## begin

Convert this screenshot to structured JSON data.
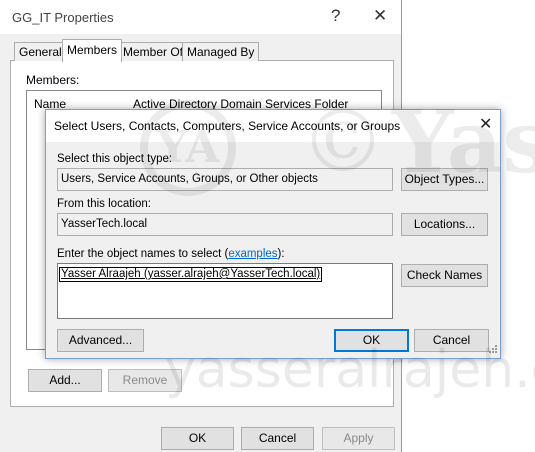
{
  "parent_window": {
    "title": "GG_IT Properties",
    "help_glyph": "?",
    "close_glyph": "✕",
    "tabs": [
      {
        "label": "General"
      },
      {
        "label": "Members"
      },
      {
        "label": "Member Of"
      },
      {
        "label": "Managed By"
      }
    ],
    "active_tab": "Members",
    "members_label": "Members:",
    "columns": {
      "name": "Name",
      "folder": "Active Directory Domain Services Folder"
    },
    "add_button": "Add...",
    "remove_button": "Remove",
    "ok_button": "OK",
    "cancel_button": "Cancel",
    "apply_button": "Apply"
  },
  "dialog": {
    "title": "Select Users, Contacts, Computers, Service Accounts, or Groups",
    "close_glyph": "✕",
    "object_type_label": "Select this object type:",
    "object_type_value": "Users, Service Accounts, Groups, or Other objects",
    "object_types_button": "Object Types...",
    "location_label": "From this location:",
    "location_value": "YasserTech.local",
    "locations_button": "Locations...",
    "names_label_prefix": "Enter the object names to select (",
    "names_label_link": "examples",
    "names_label_suffix": "):",
    "names_value": "Yasser Alraajeh (yasser.alrajeh@YasserTech.local)",
    "check_names_button": "Check Names",
    "advanced_button": "Advanced...",
    "ok_button": "OK",
    "cancel_button": "Cancel"
  },
  "watermark": {
    "logo": "YA",
    "symbol": "©",
    "text": "Yass",
    "url": "yasseralrajeh.co"
  },
  "colors": {
    "accent": "#0078d7",
    "link": "#0066cc",
    "face": "#f0f0f0",
    "button": "#e1e1e1"
  }
}
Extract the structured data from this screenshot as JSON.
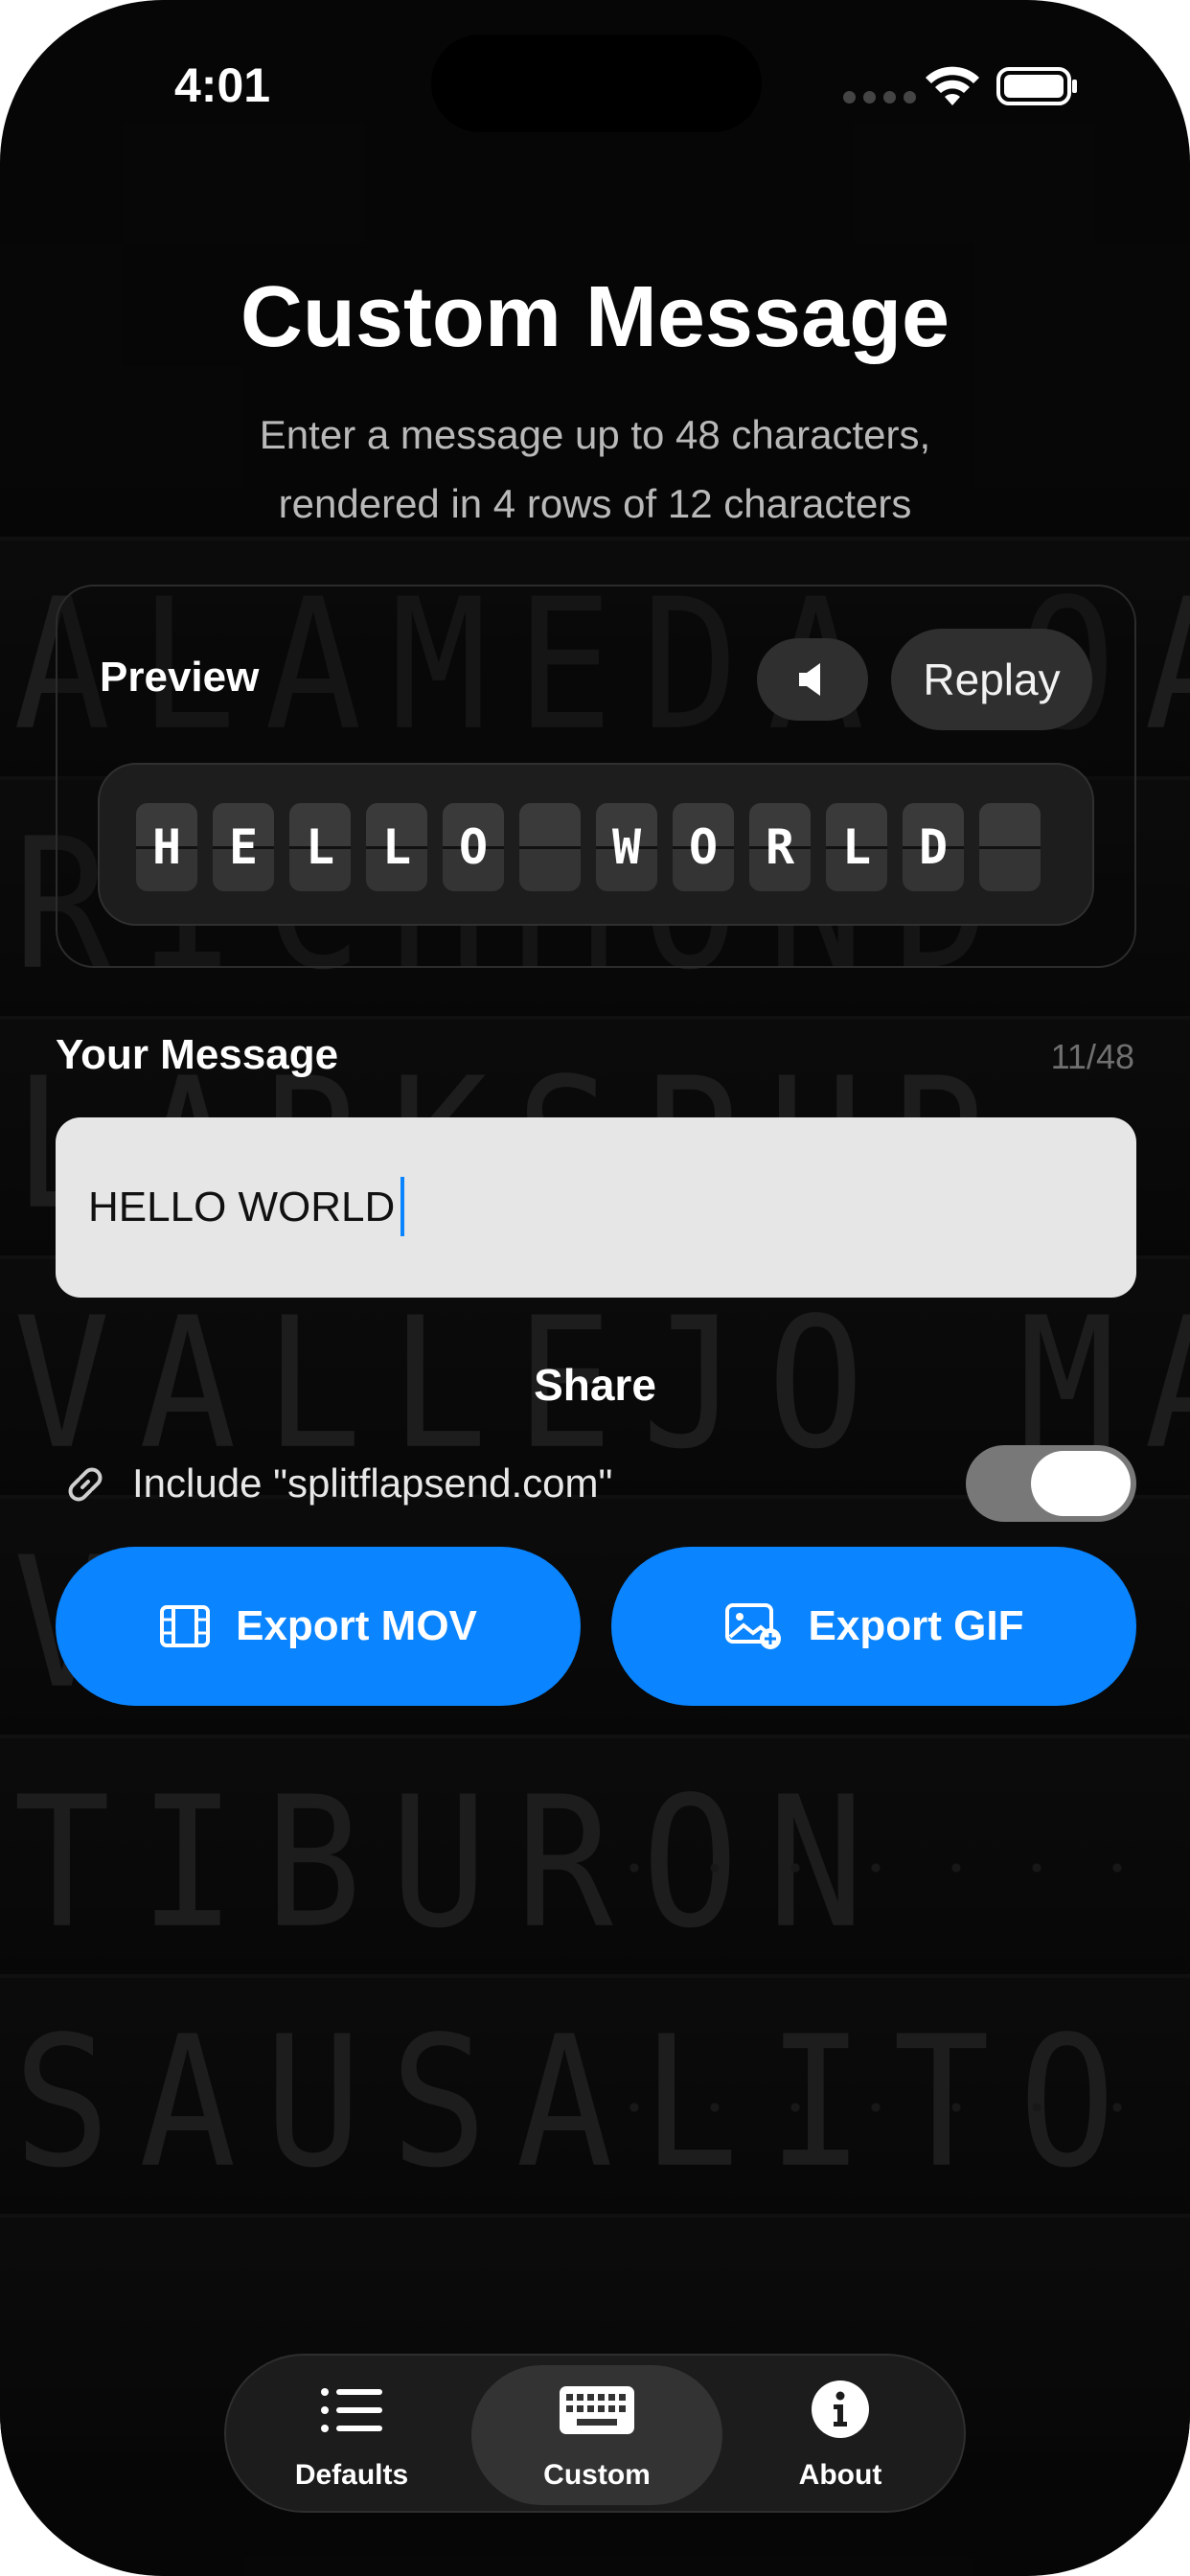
{
  "status_bar": {
    "time": "4:01"
  },
  "background_board": {
    "rows": [
      "ALAMEDA  OAKLAND",
      "RICHMOND",
      "LARKSPUR",
      "VALLEJO MARE IS",
      "V",
      "TIBURON",
      "SAUSALITO",
      ""
    ]
  },
  "header": {
    "title": "Custom Message",
    "subtitle_line1": "Enter a message up to 48 characters,",
    "subtitle_line2": "rendered in 4 rows of 12 characters"
  },
  "preview": {
    "label": "Preview",
    "mute_icon": "speaker-icon",
    "replay_label": "Replay",
    "flaps": [
      "H",
      "E",
      "L",
      "L",
      "O",
      "",
      "W",
      "O",
      "R",
      "L",
      "D",
      ""
    ]
  },
  "message": {
    "label": "Your Message",
    "count": "11/48",
    "value": "HELLO WORLD"
  },
  "share": {
    "label": "Share",
    "include_label": "Include \"splitflapsend.com\"",
    "include_enabled": true,
    "export_mov_label": "Export MOV",
    "export_gif_label": "Export GIF"
  },
  "tabs": [
    {
      "label": "Defaults",
      "icon": "list-icon",
      "active": false
    },
    {
      "label": "Custom",
      "icon": "keyboard-icon",
      "active": true
    },
    {
      "label": "About",
      "icon": "info-icon",
      "active": false
    }
  ],
  "colors": {
    "accent": "#0a84ff",
    "background": "#0a0a0a",
    "input_background": "#e6e6e6"
  }
}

## end

PROBLEM DESCRIPTION: Keep the pictures out of the copy and write out the data exactly as it stands.

REPLY:
Convert this screenshot to structured JSON data.
{
  "parent_window": {
    "title": "GG_IT Properties",
    "help_glyph": "?",
    "close_glyph": "✕",
    "tabs": [
      {
        "label": "General"
      },
      {
        "label": "Members"
      },
      {
        "label": "Member Of"
      },
      {
        "label": "Managed By"
      }
    ],
    "active_tab": "Members",
    "members_label": "Members:",
    "columns": {
      "name": "Name",
      "folder": "Active Directory Domain Services Folder"
    },
    "add_button": "Add...",
    "remove_button": "Remove",
    "ok_button": "OK",
    "cancel_button": "Cancel",
    "apply_button": "Apply"
  },
  "dialog": {
    "title": "Select Users, Contacts, Computers, Service Accounts, or Groups",
    "close_glyph": "✕",
    "object_type_label": "Select this object type:",
    "object_type_value": "Users, Service Accounts, Groups, or Other objects",
    "object_types_button": "Object Types...",
    "location_label": "From this location:",
    "location_value": "YasserTech.local",
    "locations_button": "Locations...",
    "names_label_prefix": "Enter the object names to select (",
    "names_label_link": "examples",
    "names_label_suffix": "):",
    "names_value": "Yasser Alraajeh (yasser.alrajeh@YasserTech.local)",
    "check_names_button": "Check Names",
    "advanced_button": "Advanced...",
    "ok_button": "OK",
    "cancel_button": "Cancel"
  },
  "watermark": {
    "logo": "YA",
    "symbol": "©",
    "text": "Yass",
    "url": "yasseralrajeh.co"
  },
  "colors": {
    "accent": "#0078d7",
    "link": "#0066cc",
    "face": "#f0f0f0",
    "button": "#e1e1e1"
  }
}
Extract the structured data from this screenshot as JSON.
{
  "status_bar": {
    "time": "4:01"
  },
  "background_board": {
    "rows": [
      "ALAMEDA  OAKLAND",
      "RICHMOND",
      "LARKSPUR",
      "VALLEJO MARE IS",
      "V",
      "TIBURON",
      "SAUSALITO",
      ""
    ]
  },
  "header": {
    "title": "Custom Message",
    "subtitle_line1": "Enter a message up to 48 characters,",
    "subtitle_line2": "rendered in 4 rows of 12 characters"
  },
  "preview": {
    "label": "Preview",
    "mute_icon": "speaker-icon",
    "replay_label": "Replay",
    "flaps": [
      "H",
      "E",
      "L",
      "L",
      "O",
      "",
      "W",
      "O",
      "R",
      "L",
      "D",
      ""
    ]
  },
  "message": {
    "label": "Your Message",
    "count": "11/48",
    "value": "HELLO WORLD"
  },
  "share": {
    "label": "Share",
    "include_label": "Include \"splitflapsend.com\"",
    "include_enabled": true,
    "export_mov_label": "Export MOV",
    "export_gif_label": "Export GIF"
  },
  "tabs": [
    {
      "label": "Defaults",
      "icon": "list-icon",
      "active": false
    },
    {
      "label": "Custom",
      "icon": "keyboard-icon",
      "active": true
    },
    {
      "label": "About",
      "icon": "info-icon",
      "active": false
    }
  ],
  "colors": {
    "accent": "#0a84ff",
    "background": "#0a0a0a",
    "input_background": "#e6e6e6"
  }
}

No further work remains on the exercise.